#### Record set ####
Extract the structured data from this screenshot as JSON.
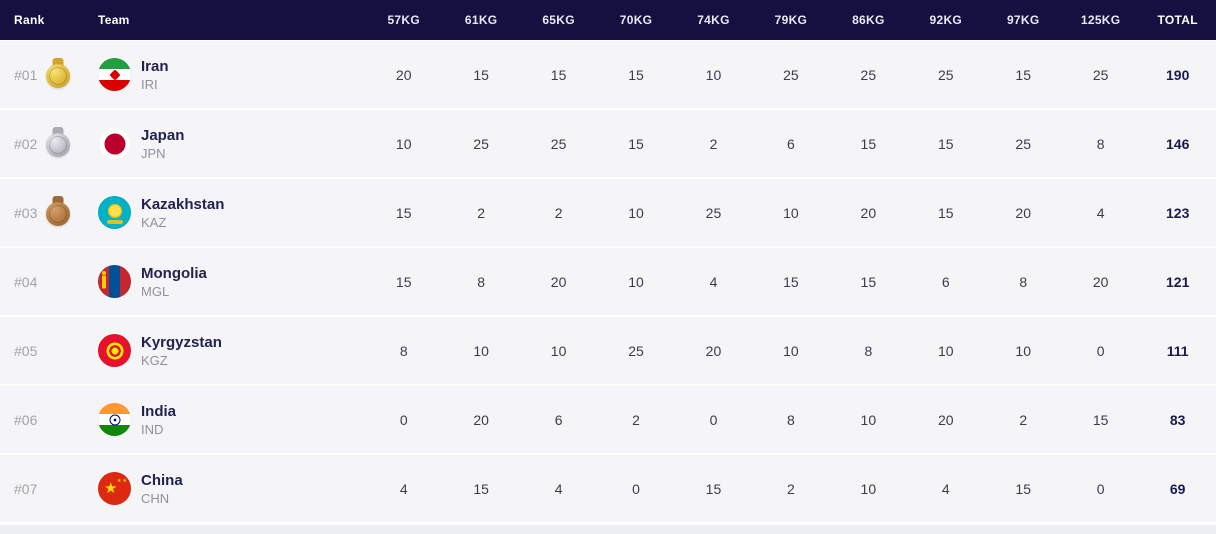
{
  "table": {
    "headers": {
      "rank": "Rank",
      "team": "Team",
      "total": "TOTAL"
    },
    "weight_classes": [
      "57KG",
      "61KG",
      "65KG",
      "70KG",
      "74KG",
      "79KG",
      "86KG",
      "92KG",
      "97KG",
      "125KG"
    ],
    "rows": [
      {
        "rank": "#01",
        "medal": "gold",
        "team": "Iran",
        "code": "IRI",
        "scores": [
          20,
          15,
          15,
          15,
          10,
          25,
          25,
          25,
          15,
          25
        ],
        "total": 190
      },
      {
        "rank": "#02",
        "medal": "silver",
        "team": "Japan",
        "code": "JPN",
        "scores": [
          10,
          25,
          25,
          15,
          2,
          6,
          15,
          15,
          25,
          8
        ],
        "total": 146
      },
      {
        "rank": "#03",
        "medal": "bronze",
        "team": "Kazakhstan",
        "code": "KAZ",
        "scores": [
          15,
          2,
          2,
          10,
          25,
          10,
          20,
          15,
          20,
          4
        ],
        "total": 123
      },
      {
        "rank": "#04",
        "medal": "none",
        "team": "Mongolia",
        "code": "MGL",
        "scores": [
          15,
          8,
          20,
          10,
          4,
          15,
          15,
          6,
          8,
          20
        ],
        "total": 121
      },
      {
        "rank": "#05",
        "medal": "none",
        "team": "Kyrgyzstan",
        "code": "KGZ",
        "scores": [
          8,
          10,
          10,
          25,
          20,
          10,
          8,
          10,
          10,
          0
        ],
        "total": 111
      },
      {
        "rank": "#06",
        "medal": "none",
        "team": "India",
        "code": "IND",
        "scores": [
          0,
          20,
          6,
          2,
          0,
          8,
          10,
          20,
          2,
          15
        ],
        "total": 83
      },
      {
        "rank": "#07",
        "medal": "none",
        "team": "China",
        "code": "CHN",
        "scores": [
          4,
          15,
          4,
          0,
          15,
          2,
          10,
          4,
          15,
          0
        ],
        "total": 69
      }
    ],
    "colors": {
      "header_bg": "#141040",
      "row_bg": "#f5f5f8",
      "team_text": "#20224f",
      "total_text": "#191b4d",
      "muted_text": "#8f90a0"
    }
  }
}
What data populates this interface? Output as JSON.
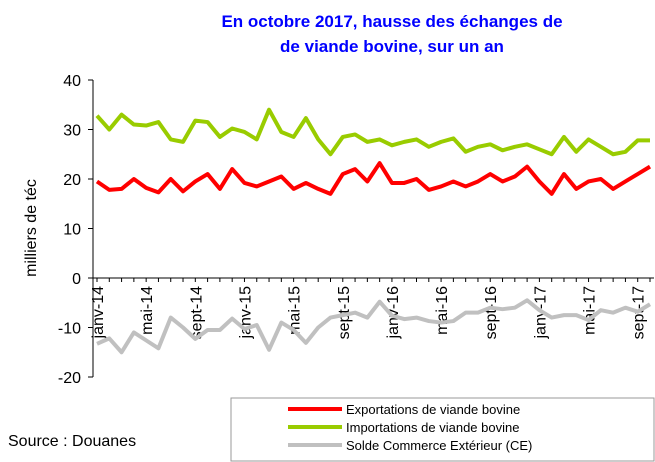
{
  "chart_data": {
    "type": "line",
    "title": [
      "En octobre 2017, hausse des échanges de",
      "de viande bovine, sur un an"
    ],
    "ylabel": "milliers de téc",
    "source": "Source : Douanes",
    "categories": [
      "janv-14",
      null,
      null,
      null,
      "mai-14",
      null,
      null,
      null,
      "sept-14",
      null,
      null,
      null,
      "janv-15",
      null,
      null,
      null,
      "mai-15",
      null,
      null,
      null,
      "sept-15",
      null,
      null,
      null,
      "janv-16",
      null,
      null,
      null,
      "mai-16",
      null,
      null,
      null,
      "sept-16",
      null,
      null,
      null,
      "janv-17",
      null,
      null,
      null,
      "mai-17",
      null,
      null,
      null,
      "sept-17",
      null
    ],
    "series": [
      {
        "name": "Exportations de viande bovine",
        "color": "#ff0000",
        "values": [
          19.5,
          17.8,
          18,
          20,
          18.2,
          17.3,
          20,
          17.5,
          19.5,
          21,
          18,
          22,
          19.2,
          18.5,
          19.5,
          20.5,
          18,
          19.2,
          18,
          17,
          21,
          22,
          19.5,
          23.2,
          19.2,
          19.2,
          20,
          17.8,
          18.5,
          19.5,
          18.5,
          19.5,
          21,
          19.5,
          20.5,
          22.5,
          19.5,
          17,
          21,
          18,
          19.5,
          20,
          18,
          19.5,
          21,
          22.5
        ]
      },
      {
        "name": "Importations de viande bovine",
        "color": "#99cc00",
        "values": [
          32.8,
          30,
          33,
          31,
          30.8,
          31.5,
          28,
          27.5,
          31.8,
          31.5,
          28.5,
          30.2,
          29.5,
          28,
          34,
          29.5,
          28.5,
          32.3,
          28,
          25,
          28.5,
          29,
          27.5,
          28,
          26.8,
          27.5,
          28,
          26.5,
          27.5,
          28.2,
          25.5,
          26.5,
          27,
          25.8,
          26.5,
          27,
          26,
          25,
          28.5,
          25.5,
          28,
          26.5,
          25,
          25.5,
          27.8,
          27.8
        ]
      },
      {
        "name": "Solde Commerce Extérieur (CE)",
        "color": "#c0c0c0",
        "values": [
          -13.3,
          -12.2,
          -15,
          -11,
          -12.6,
          -14.2,
          -8,
          -10,
          -12.3,
          -10.5,
          -10.5,
          -8.2,
          -10.3,
          -9.5,
          -14.5,
          -9,
          -10.5,
          -13.1,
          -10,
          -8,
          -7.5,
          -7,
          -8,
          -4.8,
          -7.6,
          -8.3,
          -8,
          -8.7,
          -9,
          -8.7,
          -7,
          -7,
          -6,
          -6.3,
          -6,
          -4.5,
          -6.5,
          -8,
          -7.5,
          -7.5,
          -8.5,
          -6.5,
          -7,
          -6,
          -6.8,
          -5.3
        ]
      }
    ],
    "ylim": [
      -20,
      40
    ],
    "yticks": [
      -20,
      -10,
      0,
      10,
      20,
      30,
      40
    ]
  }
}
####
> _Exercise prompt_: Find the word "viande" in the material, then list each line that holds it.

> _Worked solution_:
      "de viande bovine, sur un an"
        "name": "Exportations de viande bovine",
        "name": "Importations de viande bovine",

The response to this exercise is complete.